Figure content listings
%%

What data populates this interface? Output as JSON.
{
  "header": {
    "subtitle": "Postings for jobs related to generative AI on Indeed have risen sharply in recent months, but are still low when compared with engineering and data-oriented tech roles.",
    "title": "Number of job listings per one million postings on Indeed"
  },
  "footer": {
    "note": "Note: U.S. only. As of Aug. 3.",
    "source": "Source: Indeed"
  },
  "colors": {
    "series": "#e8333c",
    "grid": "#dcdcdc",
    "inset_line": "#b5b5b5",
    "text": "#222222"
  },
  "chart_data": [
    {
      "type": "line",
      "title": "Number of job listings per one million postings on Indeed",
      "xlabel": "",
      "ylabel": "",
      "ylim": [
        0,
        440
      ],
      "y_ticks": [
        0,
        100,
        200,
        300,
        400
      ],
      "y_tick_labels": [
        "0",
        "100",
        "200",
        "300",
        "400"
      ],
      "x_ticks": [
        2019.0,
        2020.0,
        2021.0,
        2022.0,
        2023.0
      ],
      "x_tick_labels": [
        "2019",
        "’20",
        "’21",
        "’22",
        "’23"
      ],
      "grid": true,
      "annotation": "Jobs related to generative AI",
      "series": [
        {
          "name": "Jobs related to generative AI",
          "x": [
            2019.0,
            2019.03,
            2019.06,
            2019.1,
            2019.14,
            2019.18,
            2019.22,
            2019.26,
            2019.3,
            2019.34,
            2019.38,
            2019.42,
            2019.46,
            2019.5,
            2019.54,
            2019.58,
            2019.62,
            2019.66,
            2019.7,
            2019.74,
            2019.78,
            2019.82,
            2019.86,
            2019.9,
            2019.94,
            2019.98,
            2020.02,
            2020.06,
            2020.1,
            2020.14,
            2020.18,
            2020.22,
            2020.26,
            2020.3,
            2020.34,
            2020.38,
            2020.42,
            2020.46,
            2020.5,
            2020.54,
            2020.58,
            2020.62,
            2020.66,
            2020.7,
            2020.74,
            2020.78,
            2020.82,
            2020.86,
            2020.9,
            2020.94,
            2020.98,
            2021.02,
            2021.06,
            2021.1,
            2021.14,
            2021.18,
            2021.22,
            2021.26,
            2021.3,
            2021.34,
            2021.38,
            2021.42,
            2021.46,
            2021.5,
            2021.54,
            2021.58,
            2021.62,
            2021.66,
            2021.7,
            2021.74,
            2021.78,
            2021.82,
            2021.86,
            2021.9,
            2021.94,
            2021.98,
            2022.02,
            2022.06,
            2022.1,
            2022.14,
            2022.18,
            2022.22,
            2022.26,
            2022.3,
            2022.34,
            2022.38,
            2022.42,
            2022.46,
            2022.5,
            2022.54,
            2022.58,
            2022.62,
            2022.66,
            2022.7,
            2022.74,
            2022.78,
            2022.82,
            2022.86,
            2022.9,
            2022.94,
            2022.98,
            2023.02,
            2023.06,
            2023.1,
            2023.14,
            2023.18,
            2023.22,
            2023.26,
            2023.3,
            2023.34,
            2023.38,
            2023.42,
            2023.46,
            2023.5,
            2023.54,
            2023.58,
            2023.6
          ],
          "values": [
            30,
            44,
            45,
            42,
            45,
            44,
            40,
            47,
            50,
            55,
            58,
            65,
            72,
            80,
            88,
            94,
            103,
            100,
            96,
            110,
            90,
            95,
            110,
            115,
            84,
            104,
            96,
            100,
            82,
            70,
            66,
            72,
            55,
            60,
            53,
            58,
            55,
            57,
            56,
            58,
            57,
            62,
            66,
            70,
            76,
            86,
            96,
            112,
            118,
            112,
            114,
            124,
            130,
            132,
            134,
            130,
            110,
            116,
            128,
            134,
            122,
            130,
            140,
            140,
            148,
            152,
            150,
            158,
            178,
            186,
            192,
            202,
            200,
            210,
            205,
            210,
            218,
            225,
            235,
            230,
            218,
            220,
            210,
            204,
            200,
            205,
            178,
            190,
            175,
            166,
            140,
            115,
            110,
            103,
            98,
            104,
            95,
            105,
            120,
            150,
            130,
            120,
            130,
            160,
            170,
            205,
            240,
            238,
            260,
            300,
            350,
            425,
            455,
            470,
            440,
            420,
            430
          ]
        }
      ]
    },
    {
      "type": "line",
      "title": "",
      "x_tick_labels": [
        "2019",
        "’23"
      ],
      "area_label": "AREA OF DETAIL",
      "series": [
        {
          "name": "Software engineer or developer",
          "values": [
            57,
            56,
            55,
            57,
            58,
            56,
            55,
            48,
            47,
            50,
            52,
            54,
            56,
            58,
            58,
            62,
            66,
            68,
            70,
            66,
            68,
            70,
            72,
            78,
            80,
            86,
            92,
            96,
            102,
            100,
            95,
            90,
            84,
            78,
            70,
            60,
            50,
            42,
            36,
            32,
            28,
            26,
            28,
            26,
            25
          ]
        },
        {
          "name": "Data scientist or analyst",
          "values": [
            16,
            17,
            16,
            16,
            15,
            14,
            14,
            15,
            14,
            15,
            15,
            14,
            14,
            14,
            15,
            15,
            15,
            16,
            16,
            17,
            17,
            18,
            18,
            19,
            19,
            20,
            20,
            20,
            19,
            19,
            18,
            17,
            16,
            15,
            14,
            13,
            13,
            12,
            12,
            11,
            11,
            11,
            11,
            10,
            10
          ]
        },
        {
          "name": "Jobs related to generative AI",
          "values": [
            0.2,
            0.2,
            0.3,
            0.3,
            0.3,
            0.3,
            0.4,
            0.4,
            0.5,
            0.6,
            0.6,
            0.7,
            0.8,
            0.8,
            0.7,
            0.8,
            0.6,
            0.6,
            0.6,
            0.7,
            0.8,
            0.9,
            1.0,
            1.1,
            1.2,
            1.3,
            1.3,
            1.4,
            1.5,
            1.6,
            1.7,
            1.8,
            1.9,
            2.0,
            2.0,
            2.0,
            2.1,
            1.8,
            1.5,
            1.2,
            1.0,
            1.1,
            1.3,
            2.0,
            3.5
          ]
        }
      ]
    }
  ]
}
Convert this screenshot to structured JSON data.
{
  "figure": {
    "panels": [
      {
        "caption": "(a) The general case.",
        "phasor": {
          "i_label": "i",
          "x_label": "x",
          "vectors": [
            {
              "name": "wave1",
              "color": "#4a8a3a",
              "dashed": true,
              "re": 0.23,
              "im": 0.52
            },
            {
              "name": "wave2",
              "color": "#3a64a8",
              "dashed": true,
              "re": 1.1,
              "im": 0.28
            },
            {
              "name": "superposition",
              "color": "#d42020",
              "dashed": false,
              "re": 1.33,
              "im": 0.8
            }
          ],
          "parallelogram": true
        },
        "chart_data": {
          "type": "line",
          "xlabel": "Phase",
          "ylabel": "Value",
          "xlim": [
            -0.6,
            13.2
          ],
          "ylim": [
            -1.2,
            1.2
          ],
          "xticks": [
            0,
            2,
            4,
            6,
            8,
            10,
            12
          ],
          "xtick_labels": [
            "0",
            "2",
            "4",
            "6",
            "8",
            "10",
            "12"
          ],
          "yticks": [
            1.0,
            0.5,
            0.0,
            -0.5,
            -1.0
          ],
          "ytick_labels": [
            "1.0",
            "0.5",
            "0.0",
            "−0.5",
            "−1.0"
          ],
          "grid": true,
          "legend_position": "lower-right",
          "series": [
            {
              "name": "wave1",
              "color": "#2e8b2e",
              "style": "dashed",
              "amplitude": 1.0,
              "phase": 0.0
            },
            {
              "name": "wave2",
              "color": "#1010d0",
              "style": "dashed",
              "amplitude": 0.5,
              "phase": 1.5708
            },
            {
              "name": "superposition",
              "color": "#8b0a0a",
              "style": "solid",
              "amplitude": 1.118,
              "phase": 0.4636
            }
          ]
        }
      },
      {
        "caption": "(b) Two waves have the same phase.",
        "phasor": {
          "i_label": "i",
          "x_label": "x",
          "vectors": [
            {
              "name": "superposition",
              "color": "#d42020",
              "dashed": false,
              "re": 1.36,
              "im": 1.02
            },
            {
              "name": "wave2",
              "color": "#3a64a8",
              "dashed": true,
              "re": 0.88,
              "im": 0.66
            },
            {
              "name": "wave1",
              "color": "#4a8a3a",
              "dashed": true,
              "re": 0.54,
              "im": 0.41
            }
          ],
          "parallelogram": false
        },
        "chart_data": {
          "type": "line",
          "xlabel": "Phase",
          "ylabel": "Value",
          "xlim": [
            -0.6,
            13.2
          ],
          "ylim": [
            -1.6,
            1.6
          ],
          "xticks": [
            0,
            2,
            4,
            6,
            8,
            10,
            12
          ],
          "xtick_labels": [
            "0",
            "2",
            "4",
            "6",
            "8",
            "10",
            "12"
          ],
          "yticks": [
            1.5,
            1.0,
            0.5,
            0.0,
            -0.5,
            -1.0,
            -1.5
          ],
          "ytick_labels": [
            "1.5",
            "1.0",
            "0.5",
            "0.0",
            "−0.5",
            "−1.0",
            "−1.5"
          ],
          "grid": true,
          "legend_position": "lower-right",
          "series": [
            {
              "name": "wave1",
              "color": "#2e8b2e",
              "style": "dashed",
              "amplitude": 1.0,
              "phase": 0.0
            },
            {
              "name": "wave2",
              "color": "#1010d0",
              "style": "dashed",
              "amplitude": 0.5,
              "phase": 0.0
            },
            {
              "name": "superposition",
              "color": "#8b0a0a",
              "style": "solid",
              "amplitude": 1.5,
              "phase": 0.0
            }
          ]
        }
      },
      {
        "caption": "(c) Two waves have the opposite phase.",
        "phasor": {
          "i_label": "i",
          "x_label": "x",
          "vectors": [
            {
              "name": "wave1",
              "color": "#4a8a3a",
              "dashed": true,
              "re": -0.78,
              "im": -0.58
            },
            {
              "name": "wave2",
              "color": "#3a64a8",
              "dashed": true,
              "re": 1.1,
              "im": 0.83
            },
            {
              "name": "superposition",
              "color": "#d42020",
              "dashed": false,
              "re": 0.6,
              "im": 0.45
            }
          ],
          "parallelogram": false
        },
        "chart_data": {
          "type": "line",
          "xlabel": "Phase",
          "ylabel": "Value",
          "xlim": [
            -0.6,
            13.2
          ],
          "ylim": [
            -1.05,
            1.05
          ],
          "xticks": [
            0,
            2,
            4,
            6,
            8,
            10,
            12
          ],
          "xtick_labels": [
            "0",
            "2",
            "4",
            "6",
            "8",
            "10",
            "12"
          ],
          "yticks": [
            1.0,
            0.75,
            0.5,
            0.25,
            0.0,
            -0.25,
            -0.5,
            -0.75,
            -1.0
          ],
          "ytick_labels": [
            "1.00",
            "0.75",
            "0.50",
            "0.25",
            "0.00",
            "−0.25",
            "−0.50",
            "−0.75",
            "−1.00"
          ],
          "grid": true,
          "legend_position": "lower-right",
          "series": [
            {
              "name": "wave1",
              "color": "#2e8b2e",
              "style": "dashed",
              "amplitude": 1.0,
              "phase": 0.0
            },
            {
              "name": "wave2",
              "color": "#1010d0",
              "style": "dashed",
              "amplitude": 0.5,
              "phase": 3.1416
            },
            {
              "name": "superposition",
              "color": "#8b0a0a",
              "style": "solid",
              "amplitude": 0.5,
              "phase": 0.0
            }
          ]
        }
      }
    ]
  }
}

%%

__Work to be completed__: Go through the listing above line by line and say how many lines hold the word "have". Reply with that number only.

__Worked answer__: 3